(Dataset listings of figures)
————
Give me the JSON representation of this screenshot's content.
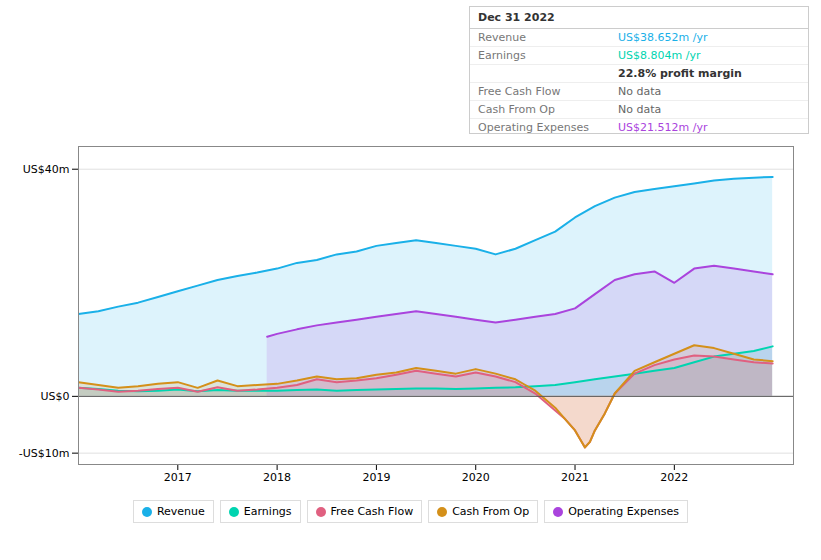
{
  "chart_data": {
    "type": "area",
    "xlim": [
      2016.0,
      2023.2
    ],
    "xticks": [
      2017,
      2018,
      2019,
      2020,
      2021,
      2022
    ],
    "ylim": [
      -12,
      44
    ],
    "yticks": [
      {
        "value": -10,
        "label": "-US$10m"
      },
      {
        "value": 0,
        "label": "US$0"
      },
      {
        "value": 40,
        "label": "US$40m"
      }
    ],
    "grid": true,
    "series": [
      {
        "name": "Revenue",
        "color": "#1ab0e8",
        "x": [
          2016.0,
          2016.2,
          2016.4,
          2016.6,
          2016.8,
          2017.0,
          2017.2,
          2017.4,
          2017.6,
          2017.8,
          2018.0,
          2018.2,
          2018.4,
          2018.6,
          2018.8,
          2019.0,
          2019.2,
          2019.4,
          2019.6,
          2019.8,
          2020.0,
          2020.2,
          2020.4,
          2020.6,
          2020.8,
          2021.0,
          2021.2,
          2021.4,
          2021.6,
          2021.8,
          2022.0,
          2022.2,
          2022.4,
          2022.6,
          2022.8,
          2022.99
        ],
        "values": [
          14.5,
          15.0,
          15.8,
          16.5,
          17.5,
          18.5,
          19.5,
          20.5,
          21.2,
          21.8,
          22.5,
          23.5,
          24.0,
          25.0,
          25.5,
          26.5,
          27.0,
          27.5,
          27.0,
          26.5,
          26.0,
          25.0,
          26.0,
          27.5,
          29.0,
          31.5,
          33.5,
          35.0,
          36.0,
          36.5,
          37.0,
          37.5,
          38.0,
          38.3,
          38.5,
          38.65
        ]
      },
      {
        "name": "Earnings",
        "color": "#00d4b0",
        "x": [
          2016.0,
          2016.2,
          2016.4,
          2016.6,
          2016.8,
          2017.0,
          2017.2,
          2017.4,
          2017.6,
          2017.8,
          2018.0,
          2018.2,
          2018.4,
          2018.6,
          2018.8,
          2019.0,
          2019.2,
          2019.4,
          2019.6,
          2019.8,
          2020.0,
          2020.2,
          2020.4,
          2020.6,
          2020.8,
          2021.0,
          2021.2,
          2021.4,
          2021.6,
          2021.8,
          2022.0,
          2022.2,
          2022.4,
          2022.6,
          2022.8,
          2022.99
        ],
        "values": [
          1.5,
          1.3,
          1.0,
          0.9,
          1.0,
          1.2,
          0.9,
          1.1,
          1.0,
          1.0,
          1.0,
          1.1,
          1.2,
          1.0,
          1.1,
          1.2,
          1.3,
          1.4,
          1.4,
          1.3,
          1.4,
          1.5,
          1.6,
          1.8,
          2.0,
          2.5,
          3.0,
          3.5,
          4.0,
          4.5,
          5.0,
          6.0,
          7.0,
          7.5,
          8.0,
          8.8
        ]
      },
      {
        "name": "Free Cash Flow",
        "color": "#e06080",
        "x": [
          2016.0,
          2016.2,
          2016.4,
          2016.6,
          2016.8,
          2017.0,
          2017.2,
          2017.4,
          2017.6,
          2017.8,
          2018.0,
          2018.2,
          2018.4,
          2018.6,
          2018.8,
          2019.0,
          2019.2,
          2019.4,
          2019.6,
          2019.8,
          2020.0,
          2020.2,
          2020.4,
          2020.5,
          2020.6,
          2020.7,
          2020.8,
          2020.9,
          2021.0,
          2021.05,
          2021.1,
          2021.15,
          2021.2,
          2021.3,
          2021.4,
          2021.6,
          2021.8,
          2022.0,
          2022.2,
          2022.4,
          2022.6,
          2022.8,
          2022.99
        ],
        "values": [
          1.5,
          1.2,
          0.8,
          1.0,
          1.3,
          1.5,
          0.8,
          1.6,
          1.0,
          1.2,
          1.5,
          2.0,
          3.0,
          2.5,
          2.8,
          3.2,
          3.8,
          4.5,
          4.0,
          3.5,
          4.2,
          3.5,
          2.5,
          1.5,
          0.5,
          -1.0,
          -2.5,
          -4.0,
          -6.0,
          -7.5,
          -9.0,
          -8.0,
          -6.0,
          -3.0,
          0.5,
          4.0,
          5.5,
          6.5,
          7.2,
          7.0,
          6.5,
          6.0,
          5.8
        ]
      },
      {
        "name": "Cash From Op",
        "color": "#d4901a",
        "x": [
          2016.0,
          2016.2,
          2016.4,
          2016.6,
          2016.8,
          2017.0,
          2017.2,
          2017.4,
          2017.6,
          2017.8,
          2018.0,
          2018.2,
          2018.4,
          2018.6,
          2018.8,
          2019.0,
          2019.2,
          2019.4,
          2019.6,
          2019.8,
          2020.0,
          2020.2,
          2020.4,
          2020.5,
          2020.6,
          2020.7,
          2020.8,
          2020.9,
          2021.0,
          2021.05,
          2021.1,
          2021.15,
          2021.2,
          2021.3,
          2021.4,
          2021.6,
          2021.8,
          2022.0,
          2022.2,
          2022.4,
          2022.6,
          2022.8,
          2022.99
        ],
        "values": [
          2.5,
          2.0,
          1.5,
          1.8,
          2.2,
          2.5,
          1.5,
          2.8,
          1.8,
          2.0,
          2.2,
          2.8,
          3.5,
          3.0,
          3.2,
          3.8,
          4.2,
          5.0,
          4.5,
          4.0,
          4.8,
          4.0,
          3.0,
          2.0,
          1.0,
          -0.5,
          -2.0,
          -4.0,
          -6.0,
          -7.5,
          -9.0,
          -8.0,
          -6.0,
          -3.0,
          0.5,
          4.5,
          6.0,
          7.5,
          9.0,
          8.5,
          7.5,
          6.5,
          6.2
        ]
      },
      {
        "name": "Operating Expenses",
        "color": "#aa44dd",
        "x": [
          2017.9,
          2018.0,
          2018.2,
          2018.4,
          2018.6,
          2018.8,
          2019.0,
          2019.2,
          2019.4,
          2019.6,
          2019.8,
          2020.0,
          2020.2,
          2020.4,
          2020.6,
          2020.8,
          2021.0,
          2021.2,
          2021.4,
          2021.6,
          2021.8,
          2022.0,
          2022.2,
          2022.4,
          2022.6,
          2022.8,
          2022.99
        ],
        "values": [
          10.5,
          11.0,
          11.8,
          12.5,
          13.0,
          13.5,
          14.0,
          14.5,
          15.0,
          14.5,
          14.0,
          13.5,
          13.0,
          13.5,
          14.0,
          14.5,
          15.5,
          18.0,
          20.5,
          21.5,
          22.0,
          20.0,
          22.5,
          23.0,
          22.5,
          22.0,
          21.5
        ]
      }
    ],
    "annotations": [
      {
        "text": "Dec 31 2022"
      },
      {
        "label": "Revenue",
        "text": "US$38.652m /yr",
        "color": "#1ab0e8"
      },
      {
        "label": "Earnings",
        "text": "US$8.804m /yr",
        "color": "#00d4b0"
      },
      {
        "text": "22.8% profit margin"
      },
      {
        "label": "Free Cash Flow",
        "text": "No data",
        "color": "#666666"
      },
      {
        "label": "Cash From Op",
        "text": "No data",
        "color": "#666666"
      },
      {
        "label": "Operating Expenses",
        "text": "US$21.512m /yr",
        "color": "#aa44dd"
      }
    ]
  }
}
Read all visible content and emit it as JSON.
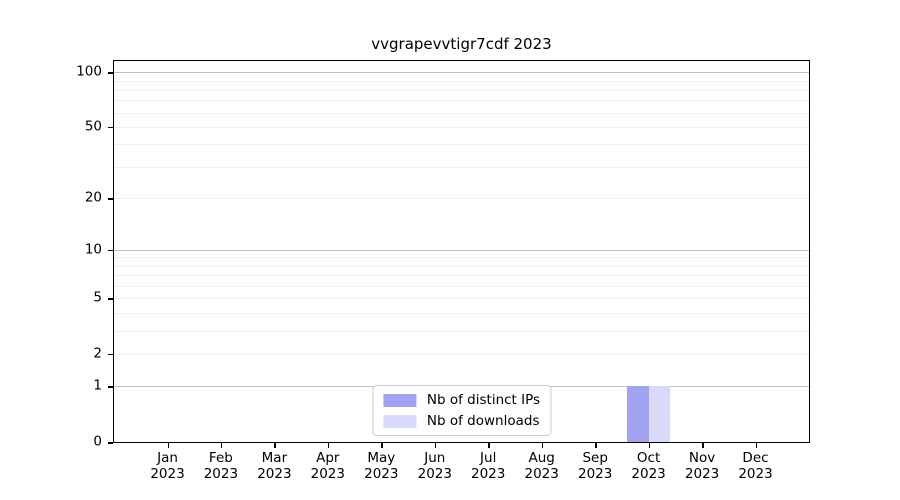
{
  "chart_data": {
    "type": "bar",
    "title": "vvgrapevvtigr7cdf 2023",
    "categories": [
      "Jan 2023",
      "Feb 2023",
      "Mar 2023",
      "Apr 2023",
      "May 2023",
      "Jun 2023",
      "Jul 2023",
      "Aug 2023",
      "Sep 2023",
      "Oct 2023",
      "Nov 2023",
      "Dec 2023"
    ],
    "series": [
      {
        "name": "Nb of distinct IPs",
        "color": "#a2a2f3",
        "values": [
          0,
          0,
          0,
          0,
          0,
          0,
          0,
          0,
          0,
          1,
          0,
          0
        ]
      },
      {
        "name": "Nb of downloads",
        "color": "#d9d9f9",
        "values": [
          0,
          0,
          0,
          0,
          0,
          0,
          0,
          0,
          0,
          1,
          0,
          0
        ]
      }
    ],
    "xlabel": "",
    "ylabel": "",
    "yscale": "log1p",
    "ymax": 115,
    "y_tick_labels": [
      0,
      1,
      2,
      5,
      10,
      20,
      50,
      100
    ],
    "y_major_gridlines": [
      1,
      10,
      100
    ],
    "y_minor_gridlines": [
      2,
      3,
      4,
      5,
      6,
      7,
      8,
      9,
      20,
      30,
      40,
      50,
      60,
      70,
      80,
      90
    ],
    "grid": true,
    "legend_position": "lower center"
  },
  "colors": {
    "background": "#ffffff",
    "axis": "#000000",
    "grid_major": "#c3c3c3",
    "grid_minor": "#efefef",
    "legend_border": "#cccccc",
    "bar_distinct_ips": "#a2a2f3",
    "bar_downloads": "#d9d9f9"
  }
}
————
■ **SHORT PROBLEM**
Using the entries above, find all lines with "content". Copy them.

■ **WRITTEN RESPONSE**
Give me the JSON representation of this screenshot's content.
Read all visible content and emit it as JSON.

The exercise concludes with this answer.